# Set task:
Print all entries word for word.
>> START Entries
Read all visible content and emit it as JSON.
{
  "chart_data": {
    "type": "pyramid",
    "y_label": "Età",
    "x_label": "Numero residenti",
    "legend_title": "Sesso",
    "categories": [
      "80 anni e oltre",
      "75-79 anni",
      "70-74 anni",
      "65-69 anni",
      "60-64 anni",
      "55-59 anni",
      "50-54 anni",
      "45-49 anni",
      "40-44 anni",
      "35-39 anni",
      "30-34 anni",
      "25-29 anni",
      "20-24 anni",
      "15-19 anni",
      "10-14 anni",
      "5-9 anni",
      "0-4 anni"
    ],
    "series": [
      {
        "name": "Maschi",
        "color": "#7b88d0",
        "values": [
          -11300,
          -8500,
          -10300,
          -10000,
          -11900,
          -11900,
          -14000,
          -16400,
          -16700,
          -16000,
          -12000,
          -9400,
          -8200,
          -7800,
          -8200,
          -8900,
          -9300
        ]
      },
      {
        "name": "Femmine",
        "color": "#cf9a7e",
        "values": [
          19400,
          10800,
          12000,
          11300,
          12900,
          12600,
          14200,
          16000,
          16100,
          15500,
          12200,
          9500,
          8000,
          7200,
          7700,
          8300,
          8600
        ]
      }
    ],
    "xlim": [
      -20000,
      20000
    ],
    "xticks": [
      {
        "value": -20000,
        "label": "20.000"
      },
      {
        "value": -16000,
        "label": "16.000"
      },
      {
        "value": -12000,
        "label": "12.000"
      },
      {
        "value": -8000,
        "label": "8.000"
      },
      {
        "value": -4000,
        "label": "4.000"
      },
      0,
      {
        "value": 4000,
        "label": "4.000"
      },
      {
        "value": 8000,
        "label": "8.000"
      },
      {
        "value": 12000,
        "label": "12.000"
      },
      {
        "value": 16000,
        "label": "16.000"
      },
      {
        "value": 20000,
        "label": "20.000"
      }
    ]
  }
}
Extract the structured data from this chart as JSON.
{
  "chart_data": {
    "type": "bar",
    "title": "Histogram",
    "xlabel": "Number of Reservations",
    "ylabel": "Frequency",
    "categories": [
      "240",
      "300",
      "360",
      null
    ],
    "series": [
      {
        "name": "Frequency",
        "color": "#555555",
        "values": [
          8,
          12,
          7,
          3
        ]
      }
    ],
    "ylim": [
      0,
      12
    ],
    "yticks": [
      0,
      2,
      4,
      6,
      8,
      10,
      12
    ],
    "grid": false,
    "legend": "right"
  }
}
>> END Entries
# Correct answer:
Read all visible content and emit it as JSON.
{
  "chart_data": {
    "type": "pyramid",
    "y_label": "Età",
    "x_label": "Numero residenti",
    "legend_title": "Sesso",
    "categories": [
      "80 anni e oltre",
      "75-79 anni",
      "70-74 anni",
      "65-69 anni",
      "60-64 anni",
      "55-59 anni",
      "50-54 anni",
      "45-49 anni",
      "40-44 anni",
      "35-39 anni",
      "30-34 anni",
      "25-29 anni",
      "20-24 anni",
      "15-19 anni",
      "10-14 anni",
      "5-9 anni",
      "0-4 anni"
    ],
    "series": [
      {
        "name": "Maschi",
        "color": "#7b88d0",
        "values": [
          -11300,
          -8500,
          -10300,
          -10000,
          -11900,
          -11900,
          -14000,
          -16400,
          -16700,
          -16000,
          -12000,
          -9400,
          -8200,
          -7800,
          -8200,
          -8900,
          -9300
        ]
      },
      {
        "name": "Femmine",
        "color": "#cf9a7e",
        "values": [
          19400,
          10800,
          12000,
          11300,
          12900,
          12600,
          14200,
          16000,
          16100,
          15500,
          12200,
          9500,
          8000,
          7200,
          7700,
          8300,
          8600
        ]
      }
    ],
    "xlim": [
      -20000,
      20000
    ],
    "xticks": [
      {
        "value": -20000,
        "label": "20.000"
      },
      {
        "value": -16000,
        "label": "16.000"
      },
      {
        "value": -12000,
        "label": "12.000"
      },
      {
        "value": -8000,
        "label": "8.000"
      },
      {
        "value": -4000,
        "label": "4.000"
      },
      0,
      {
        "value": 4000,
        "label": "4.000"
      },
      {
        "value": 8000,
        "label": "8.000"
      },
      {
        "value": 12000,
        "label": "12.000"
      },
      {
        "value": 16000,
        "label": "16.000"
      },
      {
        "value": 20000,
        "label": "20.000"
      }
    ]
  }
}
Extract the structured data from this chart as JSON.
{
  "chart_data": {
    "type": "bar",
    "title": "Histogram",
    "xlabel": "Number of Reservations",
    "ylabel": "Frequency",
    "categories": [
      "240",
      "300",
      "360",
      null
    ],
    "series": [
      {
        "name": "Frequency",
        "color": "#555555",
        "values": [
          8,
          12,
          7,
          3
        ]
      }
    ],
    "ylim": [
      0,
      12
    ],
    "yticks": [
      0,
      2,
      4,
      6,
      8,
      10,
      12
    ],
    "grid": false,
    "legend": "right"
  }
}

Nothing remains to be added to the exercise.